**TESTO ESTRATTO**.
__________

Gestione degli interpelli che involgono anche questioni tecniche di competenza di altre Amministrazioni e determinazione dei termini per l'effettuazione dei controlli sui crediti agevolativi (o su taluni crediti o sul credito ricerca e sviluppo)
Sommario
Premessa
Premessa
Sono state avanzate da più parti richieste di chiarimento in ordine alle attività svolte dall'Agenzia delle entrate in relazione a fattispecie che implicano il previo coordinamento con enti o amministrazioni il cui parere tecnico costituisce il presupposto ineludibile per l'applicabilità di una determinata disciplina fiscale.
Tali chiarimenti riguardano, più nello specifico, l'istituto dell'interpello del contribuente nelle ipotesi di istanze finalizzate a verificare la spettanza dei benefici fiscali connessa all'applicazione di disposizioni agevolative in relazione alle quali si rende necessario acquisire il preventivo parere tecnico di altre amministrazioni o enti, con specifico riferimento a profili che implicano competenze tecniche non fiscali.

__________

**DATI FORNITI**.
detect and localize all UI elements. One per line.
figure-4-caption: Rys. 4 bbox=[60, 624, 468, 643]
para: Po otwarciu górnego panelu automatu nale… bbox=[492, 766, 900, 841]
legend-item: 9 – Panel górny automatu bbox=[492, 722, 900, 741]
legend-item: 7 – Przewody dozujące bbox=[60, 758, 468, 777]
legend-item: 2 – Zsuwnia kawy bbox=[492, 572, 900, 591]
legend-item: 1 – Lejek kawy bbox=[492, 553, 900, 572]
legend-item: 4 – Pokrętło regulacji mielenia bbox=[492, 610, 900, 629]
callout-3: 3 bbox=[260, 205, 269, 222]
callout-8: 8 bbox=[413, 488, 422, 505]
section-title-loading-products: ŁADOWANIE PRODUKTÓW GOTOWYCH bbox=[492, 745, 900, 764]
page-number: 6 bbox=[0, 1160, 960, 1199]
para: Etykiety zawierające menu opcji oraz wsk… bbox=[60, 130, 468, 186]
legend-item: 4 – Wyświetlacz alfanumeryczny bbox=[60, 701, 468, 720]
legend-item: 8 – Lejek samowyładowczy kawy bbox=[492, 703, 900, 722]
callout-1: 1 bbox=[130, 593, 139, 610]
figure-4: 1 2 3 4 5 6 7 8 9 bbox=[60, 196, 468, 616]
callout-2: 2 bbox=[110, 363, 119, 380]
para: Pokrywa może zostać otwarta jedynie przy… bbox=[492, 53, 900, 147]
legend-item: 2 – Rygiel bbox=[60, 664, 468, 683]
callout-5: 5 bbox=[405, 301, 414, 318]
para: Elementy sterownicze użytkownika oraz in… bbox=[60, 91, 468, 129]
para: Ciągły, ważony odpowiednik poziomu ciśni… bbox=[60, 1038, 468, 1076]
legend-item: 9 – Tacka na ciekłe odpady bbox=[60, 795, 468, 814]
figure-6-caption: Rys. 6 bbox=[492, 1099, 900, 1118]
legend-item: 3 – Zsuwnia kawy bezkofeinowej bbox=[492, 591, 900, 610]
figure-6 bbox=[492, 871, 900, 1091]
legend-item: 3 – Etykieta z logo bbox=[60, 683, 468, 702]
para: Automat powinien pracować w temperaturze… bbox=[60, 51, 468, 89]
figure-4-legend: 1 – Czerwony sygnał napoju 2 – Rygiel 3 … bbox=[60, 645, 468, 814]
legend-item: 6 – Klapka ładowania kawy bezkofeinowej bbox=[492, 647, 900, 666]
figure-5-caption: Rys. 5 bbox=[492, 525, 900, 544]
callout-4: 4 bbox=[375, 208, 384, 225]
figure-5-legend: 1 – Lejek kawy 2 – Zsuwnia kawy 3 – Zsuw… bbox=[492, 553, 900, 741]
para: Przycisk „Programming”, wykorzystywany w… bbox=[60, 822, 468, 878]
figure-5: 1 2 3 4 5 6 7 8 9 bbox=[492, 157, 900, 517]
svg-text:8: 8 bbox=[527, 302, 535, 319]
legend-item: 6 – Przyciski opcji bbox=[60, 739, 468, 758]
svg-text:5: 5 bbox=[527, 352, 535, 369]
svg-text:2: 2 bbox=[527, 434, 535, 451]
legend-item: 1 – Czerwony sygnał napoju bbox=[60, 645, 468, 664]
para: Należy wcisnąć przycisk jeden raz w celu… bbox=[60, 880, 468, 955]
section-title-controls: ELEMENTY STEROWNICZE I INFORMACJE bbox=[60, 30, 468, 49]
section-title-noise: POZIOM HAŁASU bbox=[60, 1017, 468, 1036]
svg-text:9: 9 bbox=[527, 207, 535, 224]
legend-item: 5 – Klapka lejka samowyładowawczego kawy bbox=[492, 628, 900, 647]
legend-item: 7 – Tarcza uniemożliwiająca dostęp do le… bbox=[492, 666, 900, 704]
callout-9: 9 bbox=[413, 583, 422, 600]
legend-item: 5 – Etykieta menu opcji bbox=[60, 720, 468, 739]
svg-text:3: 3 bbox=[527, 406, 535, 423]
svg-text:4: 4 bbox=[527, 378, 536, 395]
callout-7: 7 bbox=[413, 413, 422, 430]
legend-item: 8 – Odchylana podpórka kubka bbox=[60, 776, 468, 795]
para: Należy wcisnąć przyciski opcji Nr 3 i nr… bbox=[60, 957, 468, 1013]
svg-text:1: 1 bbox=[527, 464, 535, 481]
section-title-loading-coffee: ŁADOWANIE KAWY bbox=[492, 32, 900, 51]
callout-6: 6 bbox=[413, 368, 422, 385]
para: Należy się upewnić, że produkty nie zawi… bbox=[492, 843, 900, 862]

__________

**BREVE ESERCIZIO 1**. Stabilisci se le affermazioni seguenti concordano con il testo estratto, rispondendo sì o no e citando alla lettera le parole decisive. (a) Le richieste di chiarimento sono giunte da una sola parte. (b) I chiarimenti riguardano l'istituto dell'interpello del contribuente. (c) Il parere tecnico di altre amministrazioni riguarda profili di competenza fiscale.
**BREVE ESERCIZIO 2**. Secondo il testo estratto, quale ente svolge le attività su cui sono stati chiesti chiarimenti?

**RISPOSTA COMPLETA 1**.
(a) No: «Sono state avanzate da più parti richieste di chiarimento».
(b) Sì: «Tali chiarimenti riguardano, più nello specifico, l'istituto dell'interpello del contribuente».
(c) No: «con specifico riferimento a profili che implicano competenze tecniche non fiscali».

**RISPOSTA COMPLETA 2**. L'Agenzia delle entrate.